* **Dataset entries**:
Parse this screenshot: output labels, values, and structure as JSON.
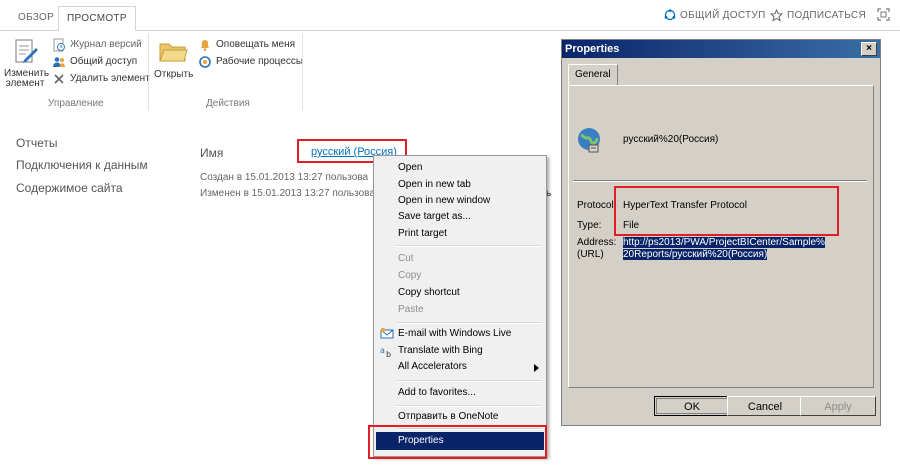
{
  "tabs": {
    "overview": "ОБЗОР",
    "view": "ПРОСМОТР"
  },
  "topbar": {
    "share": "ОБЩИЙ ДОСТУП",
    "follow": "ПОДПИСАТЬСЯ"
  },
  "ribbon": {
    "edit_item_line1": "Изменить",
    "edit_item_line2": "элемент",
    "version_history": "Журнал версий",
    "shared_with": "Общий доступ",
    "delete_item": "Удалить элемент",
    "manage_group": "Управление",
    "open": "Открыть",
    "alert_me": "Оповещать меня",
    "workflows": "Рабочие процессы",
    "actions_group": "Действия"
  },
  "nav": {
    "items": [
      "Отчеты",
      "Подключения к данным",
      "Содержимое сайта"
    ]
  },
  "item": {
    "name_label": "Имя",
    "name_value": "русский (Россия)",
    "created": "Создан в 15.01.2013 13:27  пользова",
    "modified": "Изменен в 15.01.2013 13:27  пользова",
    "trailing_fragment": "ь"
  },
  "context_menu": {
    "open": "Open",
    "open_new_tab": "Open in new tab",
    "open_new_window": "Open in new window",
    "save_target": "Save target as...",
    "print_target": "Print target",
    "cut": "Cut",
    "copy": "Copy",
    "copy_shortcut": "Copy shortcut",
    "paste": "Paste",
    "email_live": "E-mail with Windows Live",
    "translate_bing": "Translate with Bing",
    "all_accelerators": "All Accelerators",
    "add_favorites": "Add to favorites...",
    "send_onenote": "Отправить в OneNote",
    "properties": "Properties"
  },
  "dialog": {
    "title": "Properties",
    "tab_general": "General",
    "item_name": "русский%20(Россия)",
    "protocol_label": "Protocol:",
    "protocol_value": "HyperText Transfer Protocol",
    "type_label": "Type:",
    "type_value": "File",
    "address_label": "Address:",
    "url_label": "(URL)",
    "address_line1": "http://ps2013/PWA/ProjectBICenter/Sample%",
    "address_line2": "20Reports/русский%20(Россия)",
    "ok": "OK",
    "cancel": "Cancel",
    "apply": "Apply"
  },
  "colors": {
    "highlight_red": "#e01e26",
    "selection_blue": "#0a246a",
    "dialog_gray": "#d4d0c8"
  }
}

* **Exercise requirements**: Leave out the pictures and transcribe the entries above exactly.

* **Solution for this exercise**:
Parse this screenshot: output labels, values, and structure as JSON.
{
  "tabs": {
    "overview": "ОБЗОР",
    "view": "ПРОСМОТР"
  },
  "topbar": {
    "share": "ОБЩИЙ ДОСТУП",
    "follow": "ПОДПИСАТЬСЯ"
  },
  "ribbon": {
    "edit_item_line1": "Изменить",
    "edit_item_line2": "элемент",
    "version_history": "Журнал версий",
    "shared_with": "Общий доступ",
    "delete_item": "Удалить элемент",
    "manage_group": "Управление",
    "open": "Открыть",
    "alert_me": "Оповещать меня",
    "workflows": "Рабочие процессы",
    "actions_group": "Действия"
  },
  "nav": {
    "items": [
      "Отчеты",
      "Подключения к данным",
      "Содержимое сайта"
    ]
  },
  "item": {
    "name_label": "Имя",
    "name_value": "русский (Россия)",
    "created": "Создан в 15.01.2013 13:27  пользова",
    "modified": "Изменен в 15.01.2013 13:27  пользова",
    "trailing_fragment": "ь"
  },
  "context_menu": {
    "open": "Open",
    "open_new_tab": "Open in new tab",
    "open_new_window": "Open in new window",
    "save_target": "Save target as...",
    "print_target": "Print target",
    "cut": "Cut",
    "copy": "Copy",
    "copy_shortcut": "Copy shortcut",
    "paste": "Paste",
    "email_live": "E-mail with Windows Live",
    "translate_bing": "Translate with Bing",
    "all_accelerators": "All Accelerators",
    "add_favorites": "Add to favorites...",
    "send_onenote": "Отправить в OneNote",
    "properties": "Properties"
  },
  "dialog": {
    "title": "Properties",
    "tab_general": "General",
    "item_name": "русский%20(Россия)",
    "protocol_label": "Protocol:",
    "protocol_value": "HyperText Transfer Protocol",
    "type_label": "Type:",
    "type_value": "File",
    "address_label": "Address:",
    "url_label": "(URL)",
    "address_line1": "http://ps2013/PWA/ProjectBICenter/Sample%",
    "address_line2": "20Reports/русский%20(Россия)",
    "ok": "OK",
    "cancel": "Cancel",
    "apply": "Apply"
  },
  "colors": {
    "highlight_red": "#e01e26",
    "selection_blue": "#0a246a",
    "dialog_gray": "#d4d0c8"
  }
}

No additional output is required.